Data entries for graphics:
────────────────────

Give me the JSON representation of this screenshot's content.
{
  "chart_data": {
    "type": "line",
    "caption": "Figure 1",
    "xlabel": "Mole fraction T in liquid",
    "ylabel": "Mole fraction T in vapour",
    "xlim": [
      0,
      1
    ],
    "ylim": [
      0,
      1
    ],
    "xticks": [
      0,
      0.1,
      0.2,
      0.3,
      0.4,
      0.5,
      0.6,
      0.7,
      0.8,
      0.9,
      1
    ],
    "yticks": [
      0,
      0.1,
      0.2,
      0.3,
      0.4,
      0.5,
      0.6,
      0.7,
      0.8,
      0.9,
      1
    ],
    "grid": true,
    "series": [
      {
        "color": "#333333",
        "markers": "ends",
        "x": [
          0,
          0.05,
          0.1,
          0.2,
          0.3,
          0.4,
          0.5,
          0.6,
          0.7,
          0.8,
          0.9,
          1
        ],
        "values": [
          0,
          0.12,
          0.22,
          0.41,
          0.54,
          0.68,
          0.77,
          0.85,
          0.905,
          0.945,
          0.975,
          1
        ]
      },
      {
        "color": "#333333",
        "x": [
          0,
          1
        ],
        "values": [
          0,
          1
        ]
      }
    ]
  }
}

────────────────────

Directions: From the listing above, extract every line exactly as it stands.

Problem solution:
Give me the JSON representation of this screenshot's content.
{
  "chart_data": {
    "type": "line",
    "caption": "Figure 1",
    "xlabel": "Mole fraction T in liquid",
    "ylabel": "Mole fraction T in vapour",
    "xlim": [
      0,
      1
    ],
    "ylim": [
      0,
      1
    ],
    "xticks": [
      0,
      0.1,
      0.2,
      0.3,
      0.4,
      0.5,
      0.6,
      0.7,
      0.8,
      0.9,
      1
    ],
    "yticks": [
      0,
      0.1,
      0.2,
      0.3,
      0.4,
      0.5,
      0.6,
      0.7,
      0.8,
      0.9,
      1
    ],
    "grid": true,
    "series": [
      {
        "color": "#333333",
        "markers": "ends",
        "x": [
          0,
          0.05,
          0.1,
          0.2,
          0.3,
          0.4,
          0.5,
          0.6,
          0.7,
          0.8,
          0.9,
          1
        ],
        "values": [
          0,
          0.12,
          0.22,
          0.41,
          0.54,
          0.68,
          0.77,
          0.85,
          0.905,
          0.945,
          0.975,
          1
        ]
      },
      {
        "color": "#333333",
        "x": [
          0,
          1
        ],
        "values": [
          0,
          1
        ]
      }
    ]
  }
}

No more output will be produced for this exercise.